Saved entries:
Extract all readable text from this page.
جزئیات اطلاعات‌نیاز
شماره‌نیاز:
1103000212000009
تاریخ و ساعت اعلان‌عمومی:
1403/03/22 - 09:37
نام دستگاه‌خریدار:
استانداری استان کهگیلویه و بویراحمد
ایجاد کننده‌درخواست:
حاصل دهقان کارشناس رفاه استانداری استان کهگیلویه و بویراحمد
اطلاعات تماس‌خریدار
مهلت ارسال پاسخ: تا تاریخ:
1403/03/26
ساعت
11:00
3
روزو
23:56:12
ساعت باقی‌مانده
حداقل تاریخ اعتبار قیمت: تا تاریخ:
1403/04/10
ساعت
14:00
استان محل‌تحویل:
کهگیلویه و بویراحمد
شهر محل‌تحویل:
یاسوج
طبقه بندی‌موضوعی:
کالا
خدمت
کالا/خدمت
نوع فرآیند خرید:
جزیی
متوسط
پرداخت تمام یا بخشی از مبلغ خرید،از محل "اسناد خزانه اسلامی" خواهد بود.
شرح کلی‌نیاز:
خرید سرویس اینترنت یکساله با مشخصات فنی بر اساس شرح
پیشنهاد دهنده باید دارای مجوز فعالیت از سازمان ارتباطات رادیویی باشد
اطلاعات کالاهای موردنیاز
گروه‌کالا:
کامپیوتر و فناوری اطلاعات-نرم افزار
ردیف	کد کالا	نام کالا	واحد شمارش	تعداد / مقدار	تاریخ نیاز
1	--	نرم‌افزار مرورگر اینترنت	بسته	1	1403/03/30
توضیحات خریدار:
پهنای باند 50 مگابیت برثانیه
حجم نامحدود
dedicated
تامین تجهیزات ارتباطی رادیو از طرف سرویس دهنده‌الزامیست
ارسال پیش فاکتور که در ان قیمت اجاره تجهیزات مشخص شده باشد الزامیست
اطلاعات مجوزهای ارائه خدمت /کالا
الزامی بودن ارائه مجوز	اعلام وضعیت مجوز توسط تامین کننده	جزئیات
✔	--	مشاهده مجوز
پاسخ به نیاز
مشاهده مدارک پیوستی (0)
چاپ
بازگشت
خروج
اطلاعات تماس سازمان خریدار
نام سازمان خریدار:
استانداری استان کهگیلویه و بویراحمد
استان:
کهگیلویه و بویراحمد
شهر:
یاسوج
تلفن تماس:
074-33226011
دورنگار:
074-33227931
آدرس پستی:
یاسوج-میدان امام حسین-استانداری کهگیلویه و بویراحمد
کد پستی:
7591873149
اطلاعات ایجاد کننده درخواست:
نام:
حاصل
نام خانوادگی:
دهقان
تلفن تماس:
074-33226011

Work instructions: Take the lines above and retype all of them exactly.

Written reply:
Extract all readable text from this page.
جزئیات اطلاعات‌نیاز
شماره‌نیاز:
1103000212000009
تاریخ و ساعت اعلان‌عمومی:
1403/03/22 - 09:37
نام دستگاه‌خریدار:
استانداری استان کهگیلویه و بویراحمد
ایجاد کننده‌درخواست:
حاصل دهقان کارشناس رفاه استانداری استان کهگیلویه و بویراحمد
اطلاعات تماس‌خریدار
مهلت ارسال پاسخ: تا تاریخ:
1403/03/26
ساعت
11:00
3
روزو
23:56:12
ساعت باقی‌مانده
حداقل تاریخ اعتبار قیمت: تا تاریخ:
1403/04/10
ساعت
14:00
استان محل‌تحویل:
کهگیلویه و بویراحمد
شهر محل‌تحویل:
یاسوج
طبقه بندی‌موضوعی:
کالا
خدمت
کالا/خدمت
نوع فرآیند خرید:
جزیی
متوسط
پرداخت تمام یا بخشی از مبلغ خرید،از محل "اسناد خزانه اسلامی" خواهد بود.
شرح کلی‌نیاز:
خرید سرویس اینترنت یکساله با مشخصات فنی بر اساس شرح
پیشنهاد دهنده باید دارای مجوز فعالیت از سازمان ارتباطات رادیویی باشد
اطلاعات کالاهای موردنیاز
گروه‌کالا:
کامپیوتر و فناوری اطلاعات-نرم افزار
ردیف	کد کالا	نام کالا	واحد شمارش	تعداد / مقدار	تاریخ نیاز
1	--	نرم‌افزار مرورگر اینترنت	بسته	1	1403/03/30
توضیحات خریدار:
پهنای باند 50 مگابیت برثانیه
حجم نامحدود
dedicated
تامین تجهیزات ارتباطی رادیو از طرف سرویس دهنده‌الزامیست
ارسال پیش فاکتور که در ان قیمت اجاره تجهیزات مشخص شده باشد الزامیست
اطلاعات مجوزهای ارائه خدمت /کالا
الزامی بودن ارائه مجوز	اعلام وضعیت مجوز توسط تامین کننده	جزئیات
✔	--	مشاهده مجوز
پاسخ به نیاز
مشاهده مدارک پیوستی (0)
چاپ
بازگشت
خروج
اطلاعات تماس سازمان خریدار
نام سازمان خریدار:
استانداری استان کهگیلویه و بویراحمد
استان:
کهگیلویه و بویراحمد
شهر:
یاسوج
تلفن تماس:
074-33226011
دورنگار:
074-33227931
آدرس پستی:
یاسوج-میدان امام حسین-استانداری کهگیلویه و بویراحمد
کد پستی:
7591873149
اطلاعات ایجاد کننده درخواست:
نام:
حاصل
نام خانوادگی:
دهقان
تلفن تماس:
074-33226011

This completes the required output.